We finished watching the first season of The Wire this evening. It is an excellently written and gripping drama. It is also depressing in its basic message. An insistent detective is driven by his desire to assauge guilt rather than to combat evil. His unorthodox insistence forces the system into following his lead. But police department politics and incompetence lead to clumsy raids and blown opportunities and unnecessary murders and an attempt to boot everything up to the FBI level results in political hits but the dealers’ business continues. The apparent message is that if, as an individual, you want to change a system, you have to have the power to change the system. Otherwise, all you will do is change the individuals within the system…
The dog took me for the usual favourite walk out Berthem way this afternoon. Our habitual circuit passes a number of enigmatic abandoned huts lost in wooded ground. One of them, pictured, particularly intrigued us. We fantasised that a dust-covered Bugatti in pristine condition stood inside or an early model of a Massey Ferguson tractor, driven only once by the farmer and then forgotten. Today we saw that the door had either fallen down or been smashed open. Curiosity got the better of us so we picked our way through the bracken and the briars to take a look. The truth was more prosaic but just as interesting. Somebody – a farm hand or an agricultural labourer – once lived here. There was no water and no electricity. The hut (could it have been a Nissen hut?) had been emptied but the traces of a human life were there. He (clearly a he) must have had a stove of some sort but surely froze in the winter. In the remains of a garden a pit had been dug and was full of empty gin bottles. It seemed straight out of a Michael Frayn novel (I am thinking of this one). And then I got to thinking that two hundred years ago most people lived without running water or constant heating and certainly without electricity and artificial light.

Collected data:
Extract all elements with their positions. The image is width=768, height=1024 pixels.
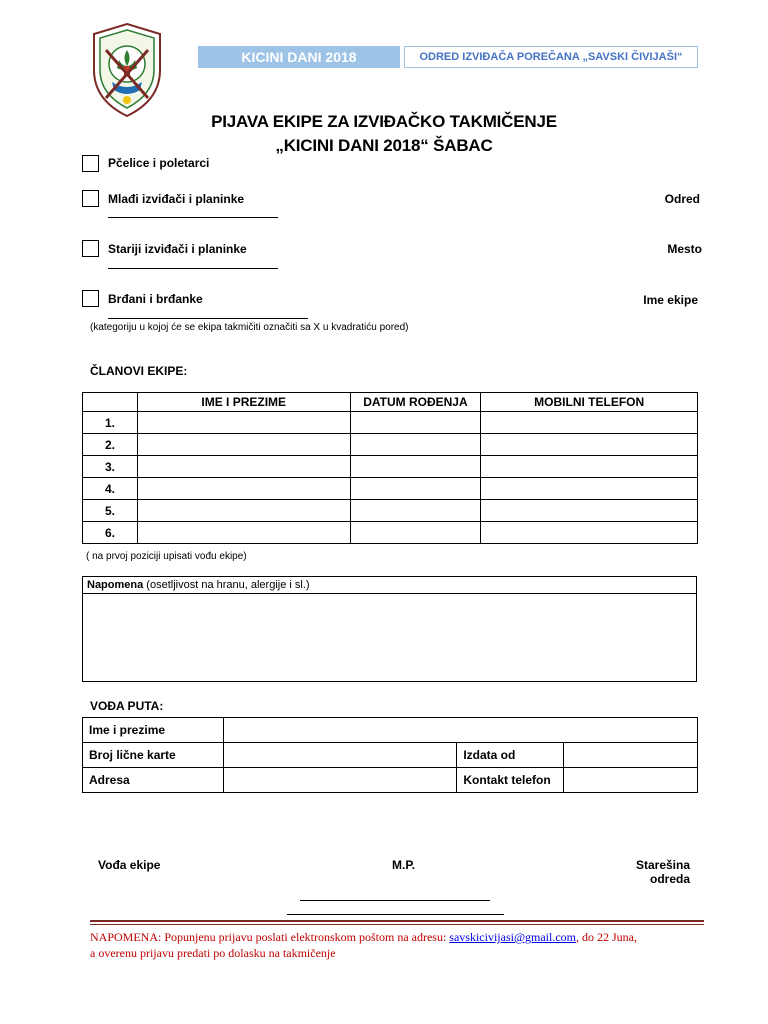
ime-ekipe-label: Ime ekipe — [643, 293, 698, 307]
table-row — [83, 434, 698, 456]
phone-cell[interactable] — [481, 522, 698, 544]
category-checkbox-pcelice[interactable] — [82, 155, 99, 172]
members-heading: ČLANOVI EKIPE: — [90, 364, 188, 378]
table-row — [83, 456, 698, 478]
scout-emblem-icon — [86, 20, 168, 120]
members-table — [82, 392, 698, 544]
footer-divider — [90, 924, 704, 925]
footer-suffix: , do 22 Juna, — [576, 930, 637, 944]
footer-email-link[interactable]: savskicivijasi@gmail.com — [449, 930, 576, 944]
odred-label: Odred — [664, 192, 700, 206]
name-cell[interactable] — [137, 412, 350, 434]
leader-name-row — [83, 718, 698, 743]
signature-line[interactable] — [300, 900, 490, 901]
category-checkbox-brdjani[interactable] — [82, 290, 99, 307]
footer-prefix: NAPOMENA: Popunjenu prijavu poslati elektronskom poštom na adresu: — [90, 930, 450, 944]
footer-divider — [90, 920, 704, 922]
birthdate-cell[interactable] — [350, 412, 481, 434]
mesto-label: Mesto — [667, 242, 702, 256]
row-number: 6. — [83, 522, 138, 544]
leader-address-label: Adresa — [83, 768, 224, 793]
table-row — [83, 412, 698, 434]
leader-address-row — [83, 768, 698, 793]
phone-cell[interactable] — [481, 478, 698, 500]
stamp-label: M.P. — [392, 858, 416, 872]
mesto-field-line[interactable] — [108, 268, 278, 269]
row-number: 2. — [83, 434, 138, 456]
leader-issued-cell[interactable] — [564, 743, 698, 768]
odred-field-line[interactable] — [108, 217, 278, 218]
signature-line[interactable] — [287, 914, 504, 915]
ime-ekipe-field-line[interactable] — [108, 318, 308, 319]
leader-name-label: Ime i prezime — [83, 718, 224, 743]
leader-heading: VOĐA PUTA: — [90, 699, 164, 713]
table-row — [83, 478, 698, 500]
phone-cell[interactable] — [481, 500, 698, 522]
leader-phone-label: Kontakt telefon — [457, 768, 564, 793]
signature-chief-label: Starešina odreda — [635, 858, 690, 886]
napomena-label: Napomena — [87, 579, 144, 591]
leader-id-label: Broj lične karte — [83, 743, 224, 768]
birthdate-cell[interactable] — [350, 456, 481, 478]
phone-cell[interactable] — [481, 456, 698, 478]
category-checkbox-stariji[interactable] — [82, 240, 99, 257]
birthdate-cell[interactable] — [350, 478, 481, 500]
name-cell[interactable] — [137, 456, 350, 478]
napomena-hint: (osetljivost na hranu, alergije i sl.) — [143, 579, 310, 591]
name-cell[interactable] — [137, 522, 350, 544]
category-label-stariji: Stariji izviđači i planinke — [108, 242, 247, 256]
column-header-name: IME I PREZIME — [137, 393, 350, 412]
leader-phone-cell[interactable] — [564, 768, 698, 793]
signature-leader-label: Vođa ekipe — [98, 858, 161, 872]
category-label-mladi: Mlađi izviđači i planinke — [108, 192, 245, 206]
organizer-banner: ODRED IZVIĐAČA POREČANA „SAVSKI ČIVIJAŠI“ — [404, 46, 698, 68]
napomena-box[interactable] — [82, 576, 697, 682]
table-row — [83, 522, 698, 544]
leader-id-row — [83, 743, 698, 768]
footer-note — [90, 930, 637, 945]
napomena-header — [83, 577, 696, 594]
event-banner: KICINI DANI 2018 — [198, 46, 400, 68]
form-title: PIJAVA EKIPE ZA IZVIĐAČKO TAKMIČENJE — [211, 112, 557, 131]
category-label-brdjani: Brđani i brđanke — [108, 292, 203, 306]
column-header-phone: MOBILNI TELEFON — [481, 393, 698, 412]
members-note: ( na prvoj poziciji upisati vođu ekipe) — [86, 551, 247, 562]
birthdate-cell[interactable] — [350, 500, 481, 522]
footer-note-line2: a overenu prijavu predati po dolasku na takmičenje — [90, 946, 336, 960]
name-cell[interactable] — [137, 434, 350, 456]
row-number: 5. — [83, 500, 138, 522]
leader-address-cell[interactable] — [223, 768, 457, 793]
name-cell[interactable] — [137, 500, 350, 522]
row-number: 1. — [83, 412, 138, 434]
form-subtitle: „KICINI DANI 2018“ ŠABAC — [275, 136, 493, 155]
column-header-birthdate: DATUM ROĐENJA — [350, 393, 481, 412]
phone-cell[interactable] — [481, 434, 698, 456]
birthdate-cell[interactable] — [350, 434, 481, 456]
leader-table — [82, 717, 698, 793]
name-cell[interactable] — [137, 478, 350, 500]
birthdate-cell[interactable] — [350, 522, 481, 544]
table-row — [83, 500, 698, 522]
leader-id-cell[interactable] — [223, 743, 457, 768]
phone-cell[interactable] — [481, 412, 698, 434]
row-number: 3. — [83, 456, 138, 478]
category-label-pcelice: Pčelice i poletarci — [108, 156, 210, 170]
row-number: 4. — [83, 478, 138, 500]
leader-name-cell[interactable] — [223, 718, 697, 743]
members-header-row — [83, 393, 698, 412]
leader-issued-label: Izdata od — [457, 743, 564, 768]
column-header-number — [83, 393, 138, 412]
category-checkbox-mladi[interactable] — [82, 190, 99, 207]
category-note: (kategoriju u kojoj će se ekipa takmičiti označiti sa X u kvadratiću pored) — [90, 322, 409, 333]
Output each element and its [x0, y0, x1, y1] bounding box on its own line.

* Task instructions
1 - Summarize the page extract in two sentences.
2 - According to the page extract, what was the pit in the remains of the garden full of?

* Solution list
1 - The first season of The Wire struck the writer as excellently written and gripping but depressing, with the apparent message that changing a system requires the power to change it, or else only the individuals within it change. On a walk with the dog, the writer looked inside an abandoned hut and found that someone, perhaps a farm hand, had once lived there without water or electricity, leaving a garden pit full of empty gin bottles.

2 - Empty gin bottles.